What is being asked -
Copy all the entries below exactly, but not the pictures.

[Start Supplied material]

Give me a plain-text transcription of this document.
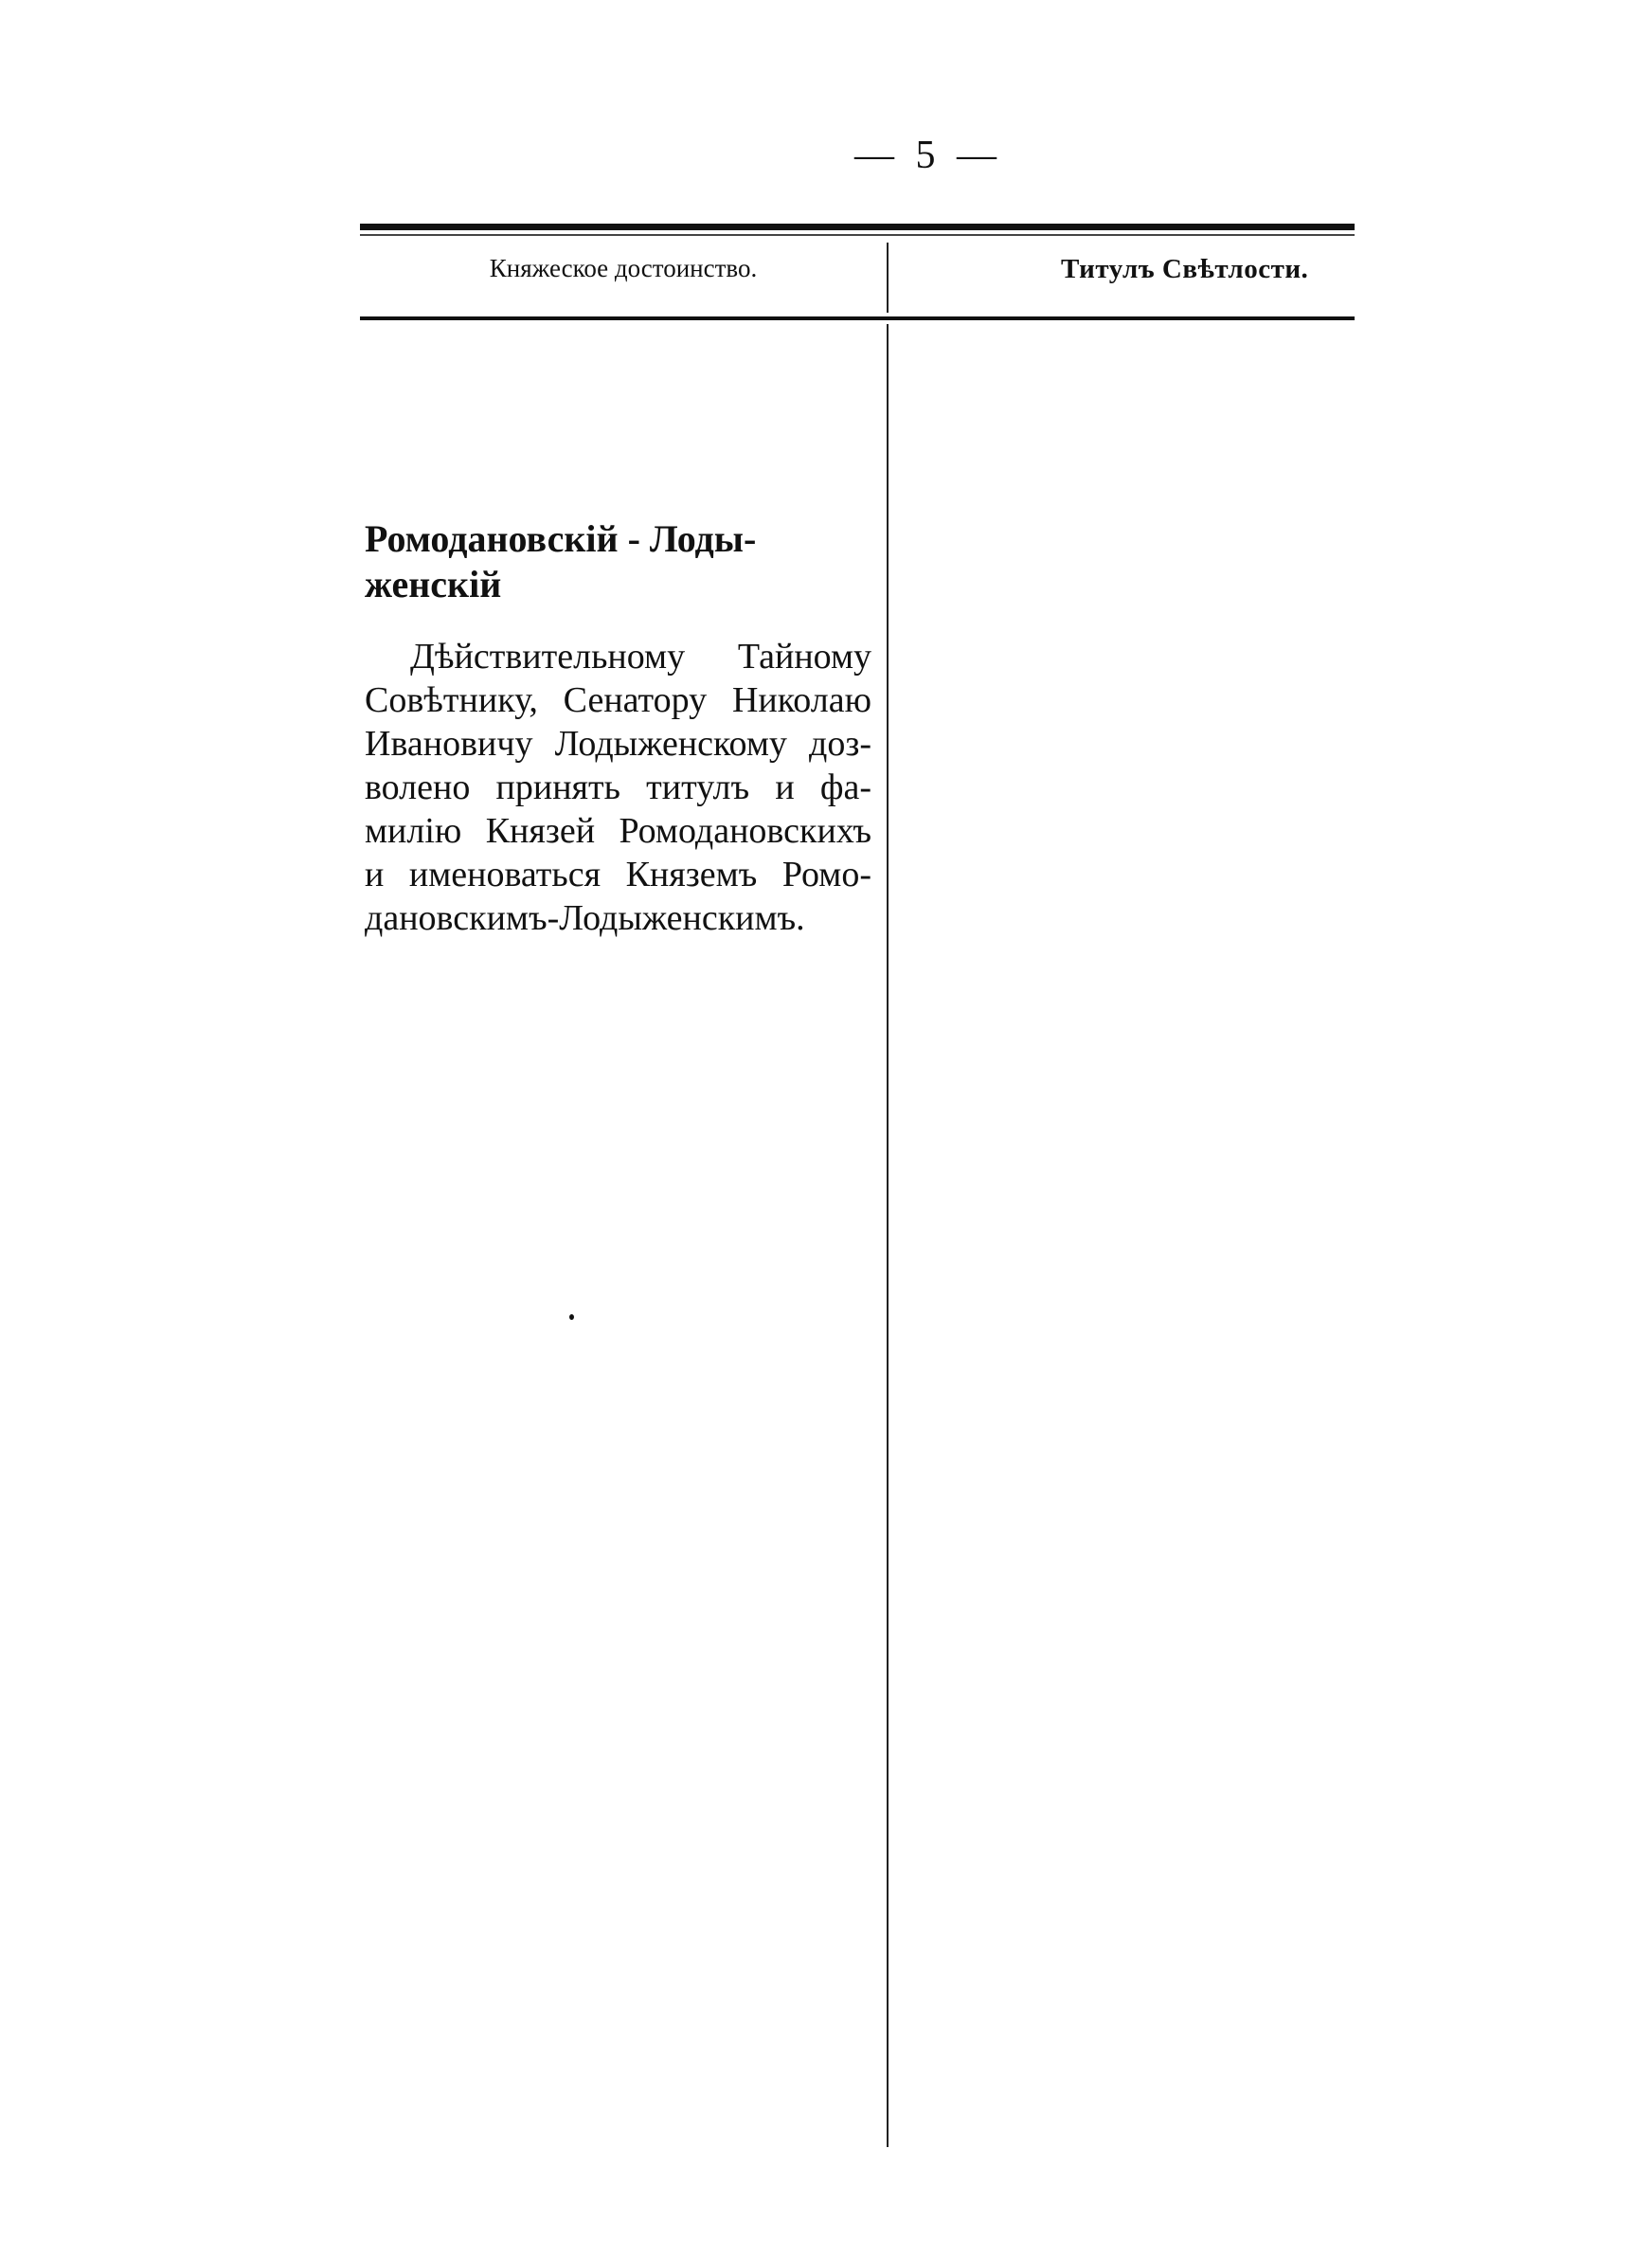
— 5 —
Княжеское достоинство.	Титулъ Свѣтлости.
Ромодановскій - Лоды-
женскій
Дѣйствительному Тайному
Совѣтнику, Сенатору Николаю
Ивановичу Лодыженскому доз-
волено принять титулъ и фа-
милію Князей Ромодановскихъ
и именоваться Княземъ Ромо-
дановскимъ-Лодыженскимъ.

[End Supplied material]

The response -
Give me a plain-text transcription of this document.
— 5 —
Княжеское достоинство.	Титулъ Свѣтлости.
Ромодановскій - Лоды-
женскій
Дѣйствительному Тайному
Совѣтнику, Сенатору Николаю
Ивановичу Лодыженскому доз-
волено принять титулъ и фа-
милію Князей Ромодановскихъ
и именоваться Княземъ Ромо-
дановскимъ-Лодыженскимъ.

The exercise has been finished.